**Activity**: Only lines with the word "genomsnittet" are wanted; copy each of them from the listing below.

**Data to use**:
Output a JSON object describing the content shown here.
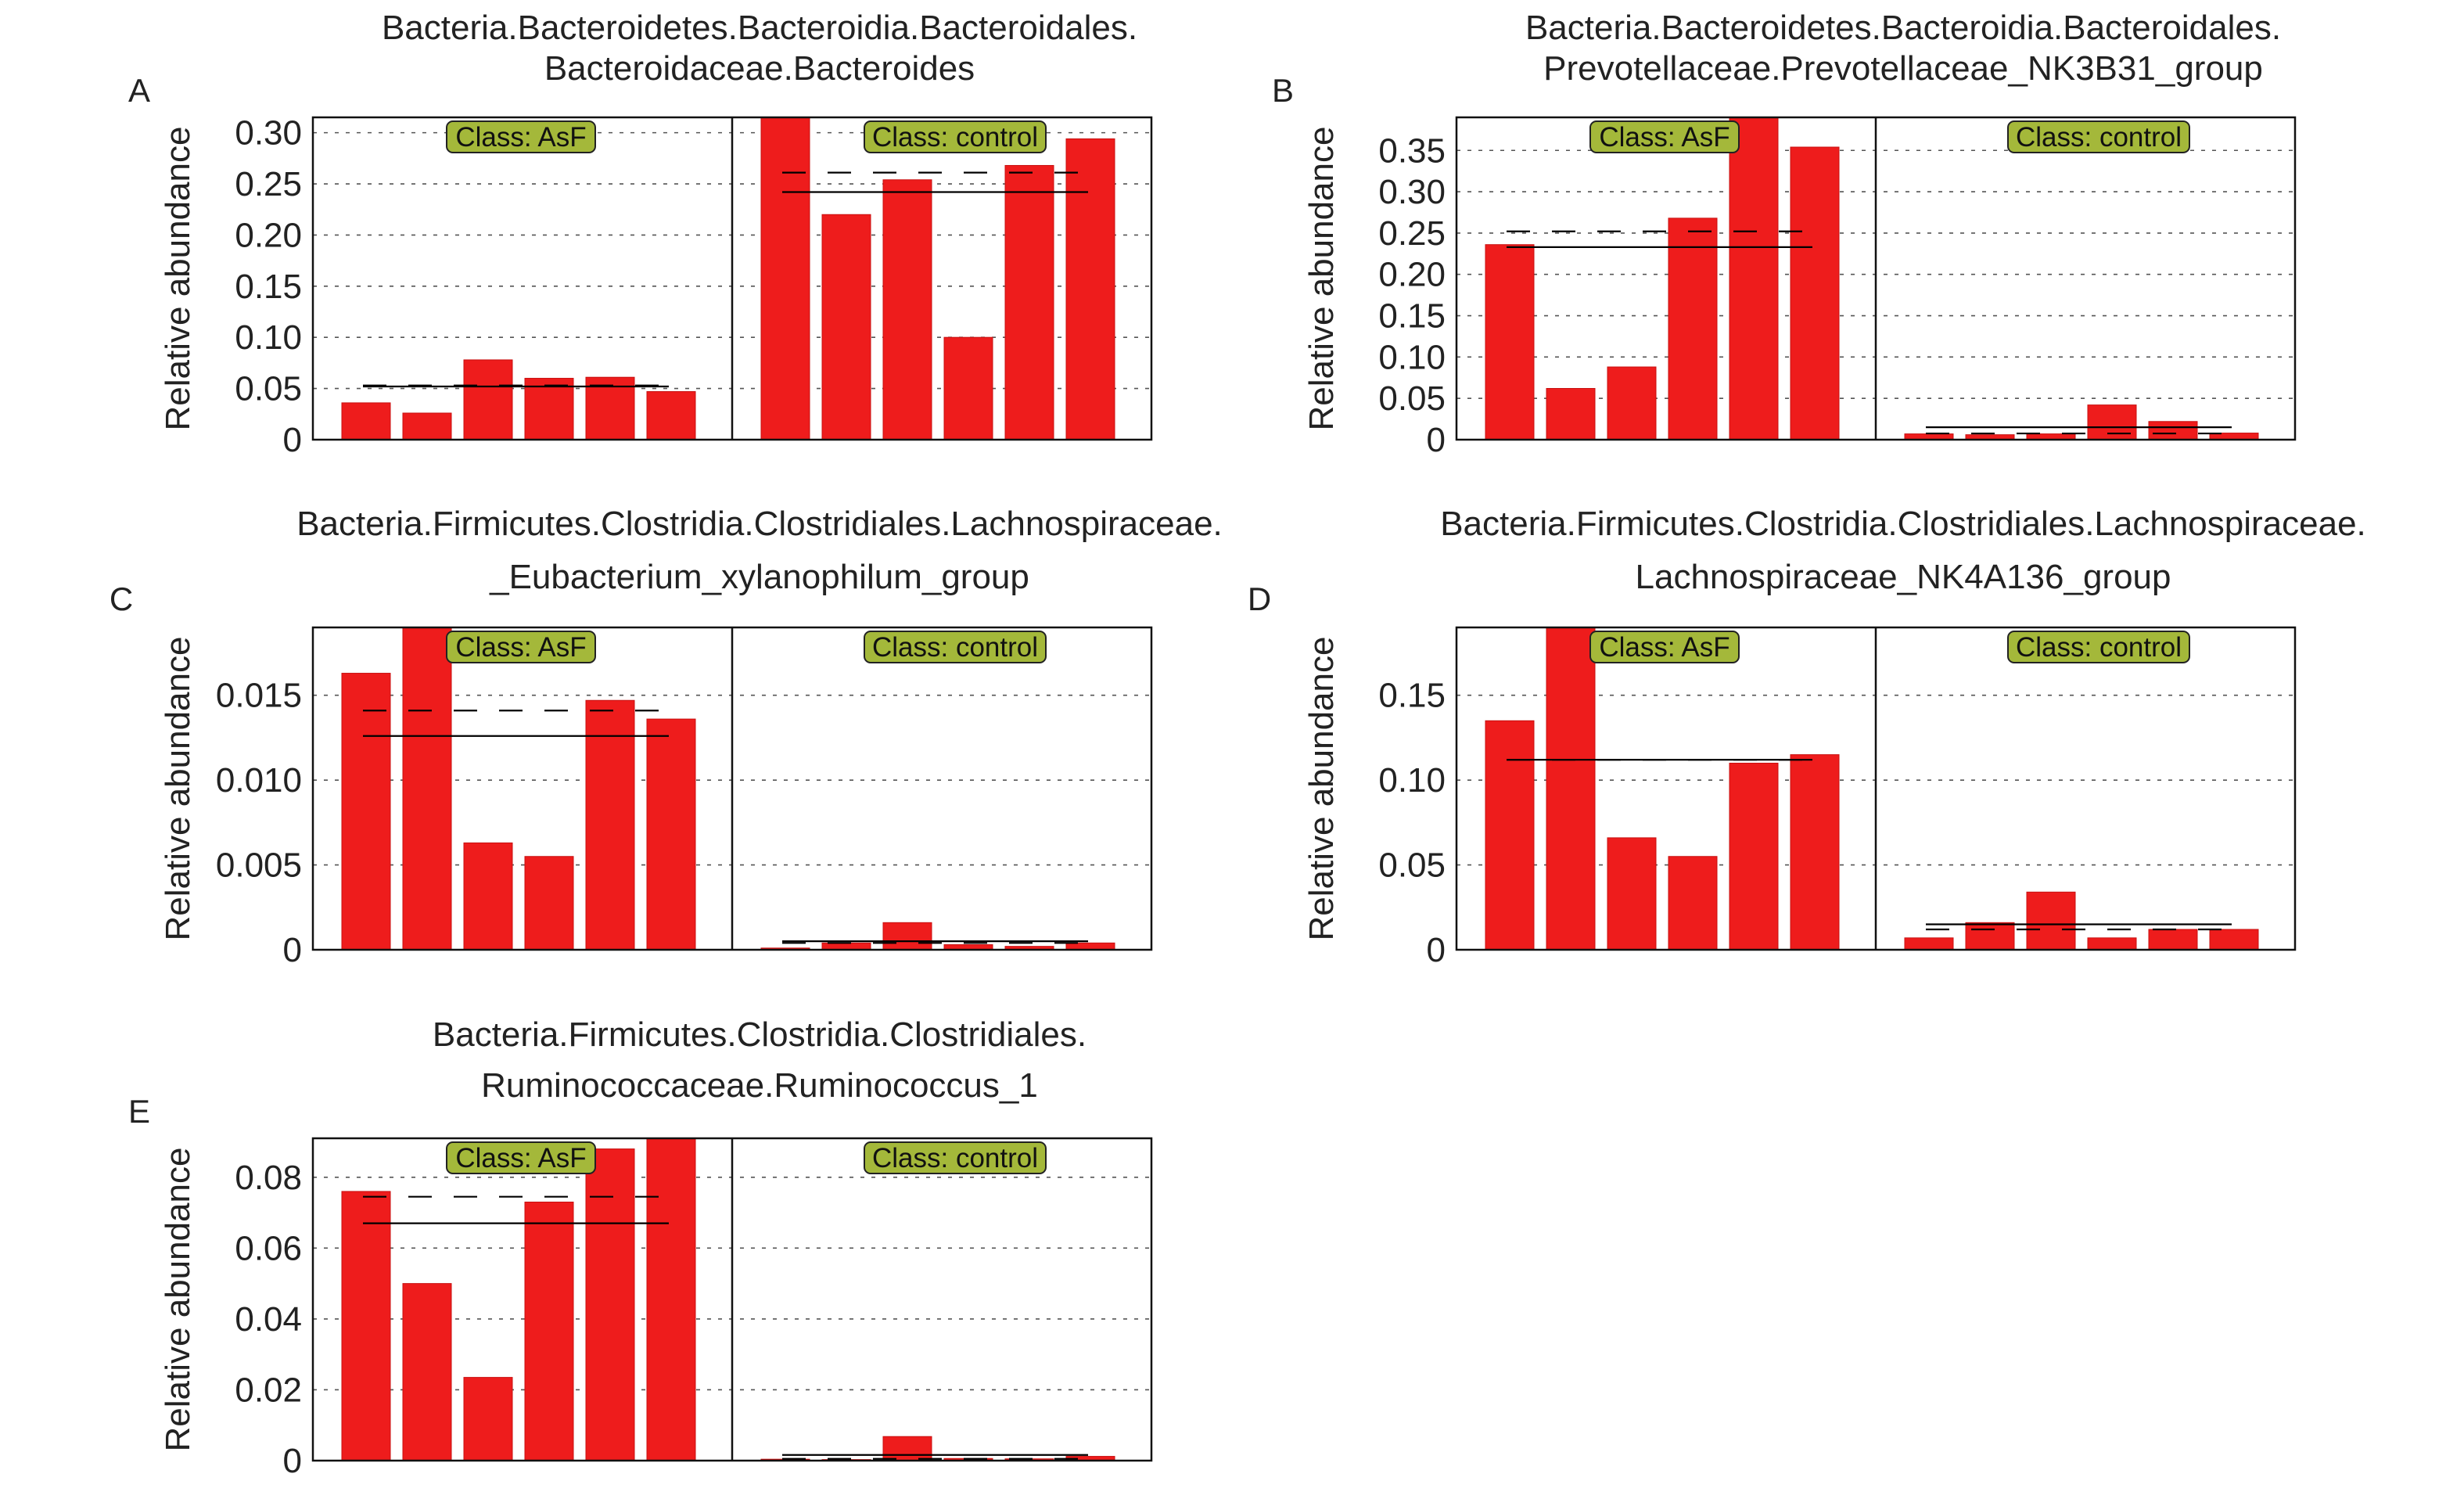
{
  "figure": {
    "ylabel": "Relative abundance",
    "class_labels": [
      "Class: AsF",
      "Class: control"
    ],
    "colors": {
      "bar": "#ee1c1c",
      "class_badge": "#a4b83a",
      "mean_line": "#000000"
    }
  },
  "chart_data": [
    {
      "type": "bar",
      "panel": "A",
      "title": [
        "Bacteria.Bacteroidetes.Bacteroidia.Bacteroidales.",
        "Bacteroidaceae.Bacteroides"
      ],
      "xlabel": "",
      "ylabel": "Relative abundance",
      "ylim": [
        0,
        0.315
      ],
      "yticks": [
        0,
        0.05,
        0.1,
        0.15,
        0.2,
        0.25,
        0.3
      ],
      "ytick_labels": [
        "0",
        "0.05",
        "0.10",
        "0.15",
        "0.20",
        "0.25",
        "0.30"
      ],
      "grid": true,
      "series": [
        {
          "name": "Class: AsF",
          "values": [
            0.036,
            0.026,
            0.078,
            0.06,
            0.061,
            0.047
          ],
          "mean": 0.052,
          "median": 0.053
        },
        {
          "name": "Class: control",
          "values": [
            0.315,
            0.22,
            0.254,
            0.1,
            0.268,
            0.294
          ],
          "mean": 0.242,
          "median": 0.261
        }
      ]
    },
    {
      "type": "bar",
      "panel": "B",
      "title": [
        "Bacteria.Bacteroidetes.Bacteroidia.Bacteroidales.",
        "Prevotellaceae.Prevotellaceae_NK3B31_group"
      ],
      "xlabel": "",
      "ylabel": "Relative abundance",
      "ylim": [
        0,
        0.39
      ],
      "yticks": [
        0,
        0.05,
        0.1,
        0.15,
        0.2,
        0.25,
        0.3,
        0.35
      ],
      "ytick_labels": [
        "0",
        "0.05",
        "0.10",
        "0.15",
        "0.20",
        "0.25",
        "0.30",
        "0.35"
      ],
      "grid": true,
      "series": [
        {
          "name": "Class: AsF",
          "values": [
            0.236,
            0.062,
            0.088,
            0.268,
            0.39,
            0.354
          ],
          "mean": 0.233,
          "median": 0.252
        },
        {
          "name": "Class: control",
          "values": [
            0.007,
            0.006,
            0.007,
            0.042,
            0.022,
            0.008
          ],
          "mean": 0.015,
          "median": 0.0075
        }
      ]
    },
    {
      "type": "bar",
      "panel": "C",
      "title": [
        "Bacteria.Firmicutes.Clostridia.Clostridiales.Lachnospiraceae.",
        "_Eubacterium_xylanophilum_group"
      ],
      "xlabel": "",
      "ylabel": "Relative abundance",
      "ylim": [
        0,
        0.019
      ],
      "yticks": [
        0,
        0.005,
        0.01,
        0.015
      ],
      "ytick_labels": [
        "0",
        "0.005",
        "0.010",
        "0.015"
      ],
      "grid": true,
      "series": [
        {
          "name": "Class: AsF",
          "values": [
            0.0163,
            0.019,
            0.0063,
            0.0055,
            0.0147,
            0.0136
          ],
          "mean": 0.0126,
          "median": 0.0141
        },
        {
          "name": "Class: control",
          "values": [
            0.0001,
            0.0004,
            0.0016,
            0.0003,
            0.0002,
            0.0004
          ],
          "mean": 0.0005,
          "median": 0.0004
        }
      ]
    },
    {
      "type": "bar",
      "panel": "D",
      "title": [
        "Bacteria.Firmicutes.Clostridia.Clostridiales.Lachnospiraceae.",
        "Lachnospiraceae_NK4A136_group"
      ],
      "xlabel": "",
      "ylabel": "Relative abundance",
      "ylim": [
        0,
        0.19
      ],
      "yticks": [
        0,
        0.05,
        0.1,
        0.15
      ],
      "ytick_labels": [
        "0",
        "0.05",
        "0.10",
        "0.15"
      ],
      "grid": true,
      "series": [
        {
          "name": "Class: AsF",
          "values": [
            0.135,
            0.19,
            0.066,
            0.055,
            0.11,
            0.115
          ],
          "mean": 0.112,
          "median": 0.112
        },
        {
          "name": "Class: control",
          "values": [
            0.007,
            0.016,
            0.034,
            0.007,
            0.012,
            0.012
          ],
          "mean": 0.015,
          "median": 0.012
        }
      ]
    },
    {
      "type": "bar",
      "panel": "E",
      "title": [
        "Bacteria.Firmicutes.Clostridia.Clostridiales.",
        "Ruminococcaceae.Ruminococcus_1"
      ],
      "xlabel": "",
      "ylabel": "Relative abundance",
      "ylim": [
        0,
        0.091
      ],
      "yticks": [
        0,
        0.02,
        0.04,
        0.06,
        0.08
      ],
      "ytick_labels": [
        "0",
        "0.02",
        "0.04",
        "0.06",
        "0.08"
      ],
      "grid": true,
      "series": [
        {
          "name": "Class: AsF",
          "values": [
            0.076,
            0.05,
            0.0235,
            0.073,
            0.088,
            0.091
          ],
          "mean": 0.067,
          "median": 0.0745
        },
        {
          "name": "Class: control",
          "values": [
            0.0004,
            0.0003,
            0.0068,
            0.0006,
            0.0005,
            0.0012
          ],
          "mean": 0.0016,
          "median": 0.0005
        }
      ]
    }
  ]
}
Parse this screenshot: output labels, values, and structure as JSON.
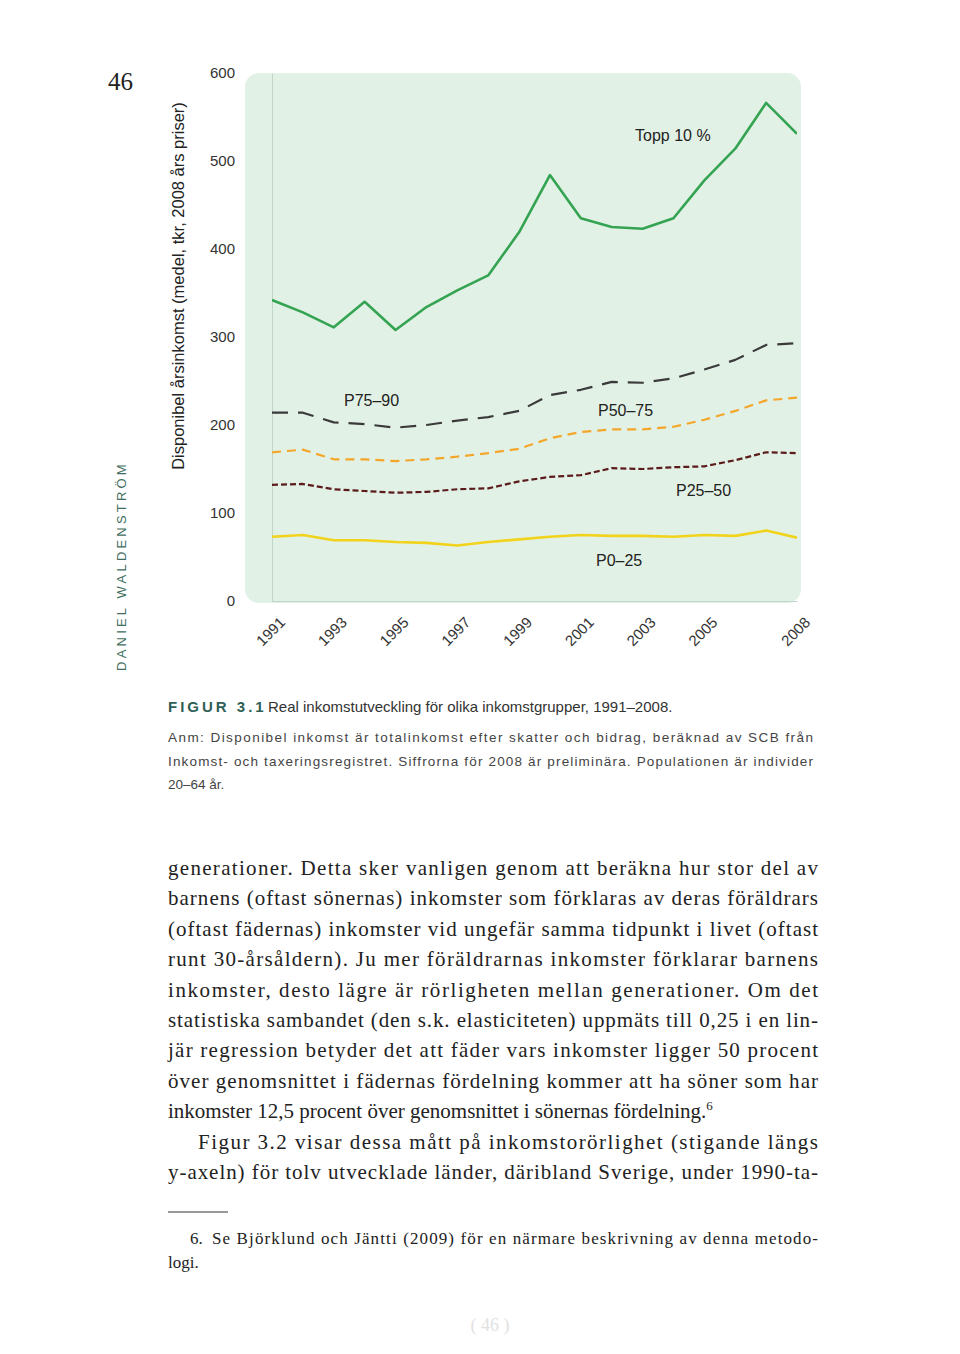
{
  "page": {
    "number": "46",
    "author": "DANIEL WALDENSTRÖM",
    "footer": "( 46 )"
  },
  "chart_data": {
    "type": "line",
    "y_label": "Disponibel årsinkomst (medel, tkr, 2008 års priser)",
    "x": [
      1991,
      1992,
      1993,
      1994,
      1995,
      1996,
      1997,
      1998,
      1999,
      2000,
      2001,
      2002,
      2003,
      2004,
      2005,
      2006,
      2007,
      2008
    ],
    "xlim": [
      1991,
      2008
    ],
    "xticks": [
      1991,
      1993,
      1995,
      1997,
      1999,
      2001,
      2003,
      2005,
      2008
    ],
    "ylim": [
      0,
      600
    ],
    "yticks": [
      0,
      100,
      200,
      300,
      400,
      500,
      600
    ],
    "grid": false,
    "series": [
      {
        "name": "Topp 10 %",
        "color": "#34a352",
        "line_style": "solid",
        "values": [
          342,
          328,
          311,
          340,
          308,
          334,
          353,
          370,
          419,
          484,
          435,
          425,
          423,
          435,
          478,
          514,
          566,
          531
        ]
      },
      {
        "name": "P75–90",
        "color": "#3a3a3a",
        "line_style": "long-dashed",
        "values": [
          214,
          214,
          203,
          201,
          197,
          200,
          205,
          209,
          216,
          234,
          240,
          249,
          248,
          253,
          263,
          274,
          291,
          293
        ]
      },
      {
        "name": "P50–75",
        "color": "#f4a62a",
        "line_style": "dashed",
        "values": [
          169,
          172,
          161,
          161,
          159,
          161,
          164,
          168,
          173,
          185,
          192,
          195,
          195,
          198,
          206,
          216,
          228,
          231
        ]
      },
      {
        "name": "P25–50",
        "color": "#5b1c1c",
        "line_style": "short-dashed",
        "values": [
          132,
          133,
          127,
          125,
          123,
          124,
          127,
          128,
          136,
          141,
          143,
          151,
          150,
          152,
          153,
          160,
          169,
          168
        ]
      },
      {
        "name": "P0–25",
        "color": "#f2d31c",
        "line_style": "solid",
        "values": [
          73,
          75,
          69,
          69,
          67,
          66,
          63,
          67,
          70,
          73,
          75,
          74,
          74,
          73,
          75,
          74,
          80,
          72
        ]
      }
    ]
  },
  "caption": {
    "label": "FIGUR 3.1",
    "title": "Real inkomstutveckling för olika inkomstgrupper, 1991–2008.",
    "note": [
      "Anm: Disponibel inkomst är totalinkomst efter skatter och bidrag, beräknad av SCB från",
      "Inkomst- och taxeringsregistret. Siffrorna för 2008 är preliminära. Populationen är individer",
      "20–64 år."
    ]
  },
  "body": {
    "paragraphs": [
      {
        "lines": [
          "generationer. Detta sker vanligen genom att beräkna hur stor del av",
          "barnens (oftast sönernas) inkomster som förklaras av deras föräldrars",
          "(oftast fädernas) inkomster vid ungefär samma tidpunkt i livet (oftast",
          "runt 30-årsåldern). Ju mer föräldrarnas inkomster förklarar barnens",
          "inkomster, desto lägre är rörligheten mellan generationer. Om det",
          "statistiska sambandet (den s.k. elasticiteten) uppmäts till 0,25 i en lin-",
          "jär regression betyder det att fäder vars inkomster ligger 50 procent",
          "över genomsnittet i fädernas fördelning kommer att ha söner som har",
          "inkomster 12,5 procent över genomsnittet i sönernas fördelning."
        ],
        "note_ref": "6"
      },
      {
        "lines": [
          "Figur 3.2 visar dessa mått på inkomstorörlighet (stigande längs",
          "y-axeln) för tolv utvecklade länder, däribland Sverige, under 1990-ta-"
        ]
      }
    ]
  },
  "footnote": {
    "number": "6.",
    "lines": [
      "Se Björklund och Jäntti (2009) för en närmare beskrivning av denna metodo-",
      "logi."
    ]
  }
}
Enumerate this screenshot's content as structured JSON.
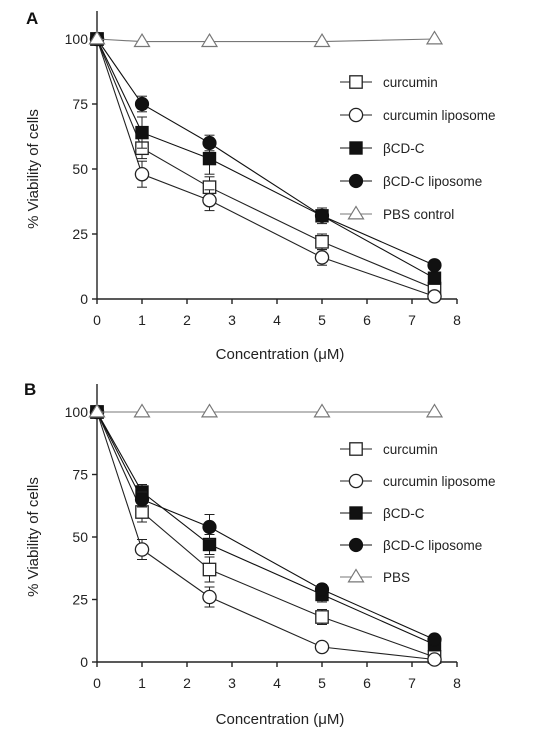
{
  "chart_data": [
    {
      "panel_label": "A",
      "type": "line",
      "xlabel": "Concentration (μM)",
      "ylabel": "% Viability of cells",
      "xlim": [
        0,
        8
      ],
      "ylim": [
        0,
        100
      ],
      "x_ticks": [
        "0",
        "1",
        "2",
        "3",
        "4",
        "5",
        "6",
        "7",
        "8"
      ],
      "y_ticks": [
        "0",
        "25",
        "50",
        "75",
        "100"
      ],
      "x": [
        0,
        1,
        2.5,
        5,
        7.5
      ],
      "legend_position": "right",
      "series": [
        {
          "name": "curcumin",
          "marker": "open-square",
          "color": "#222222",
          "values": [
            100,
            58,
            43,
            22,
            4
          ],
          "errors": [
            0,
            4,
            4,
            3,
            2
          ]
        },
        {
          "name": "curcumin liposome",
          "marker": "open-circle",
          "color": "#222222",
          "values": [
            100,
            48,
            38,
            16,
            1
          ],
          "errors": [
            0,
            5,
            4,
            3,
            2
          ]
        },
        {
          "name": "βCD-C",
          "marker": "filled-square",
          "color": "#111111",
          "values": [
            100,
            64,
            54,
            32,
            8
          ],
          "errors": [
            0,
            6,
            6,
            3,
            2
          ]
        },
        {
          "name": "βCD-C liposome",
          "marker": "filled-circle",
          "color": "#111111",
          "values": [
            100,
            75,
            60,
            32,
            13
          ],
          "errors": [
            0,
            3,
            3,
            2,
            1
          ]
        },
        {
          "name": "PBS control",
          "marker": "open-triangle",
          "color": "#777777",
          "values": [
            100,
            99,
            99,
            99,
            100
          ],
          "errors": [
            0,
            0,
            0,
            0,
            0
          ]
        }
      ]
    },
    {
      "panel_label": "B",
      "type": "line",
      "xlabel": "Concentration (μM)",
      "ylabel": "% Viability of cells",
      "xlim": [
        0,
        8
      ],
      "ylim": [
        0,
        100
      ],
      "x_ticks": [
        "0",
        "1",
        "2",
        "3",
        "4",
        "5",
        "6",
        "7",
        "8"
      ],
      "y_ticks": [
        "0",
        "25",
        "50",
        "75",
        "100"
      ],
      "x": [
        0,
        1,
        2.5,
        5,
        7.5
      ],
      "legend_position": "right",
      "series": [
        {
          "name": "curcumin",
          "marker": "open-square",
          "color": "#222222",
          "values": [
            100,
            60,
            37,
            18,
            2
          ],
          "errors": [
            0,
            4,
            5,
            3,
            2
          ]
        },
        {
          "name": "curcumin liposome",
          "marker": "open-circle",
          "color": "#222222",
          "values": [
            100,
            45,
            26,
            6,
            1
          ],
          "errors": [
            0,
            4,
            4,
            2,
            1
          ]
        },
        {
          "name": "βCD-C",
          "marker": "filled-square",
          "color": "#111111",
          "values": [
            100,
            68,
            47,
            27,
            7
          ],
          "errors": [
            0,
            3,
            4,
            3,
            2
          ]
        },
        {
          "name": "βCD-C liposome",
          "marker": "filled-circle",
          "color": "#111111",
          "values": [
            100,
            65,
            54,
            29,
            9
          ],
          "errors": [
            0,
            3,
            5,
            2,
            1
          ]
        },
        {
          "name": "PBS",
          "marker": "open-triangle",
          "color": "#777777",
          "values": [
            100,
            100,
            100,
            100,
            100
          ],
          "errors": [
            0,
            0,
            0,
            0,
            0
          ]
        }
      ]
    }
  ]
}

**Written answer**:
          "över genomsnittet i fädernas fördelning kommer att ha söner som har",
          "inkomster 12,5 procent över genomsnittet i sönernas fördelning."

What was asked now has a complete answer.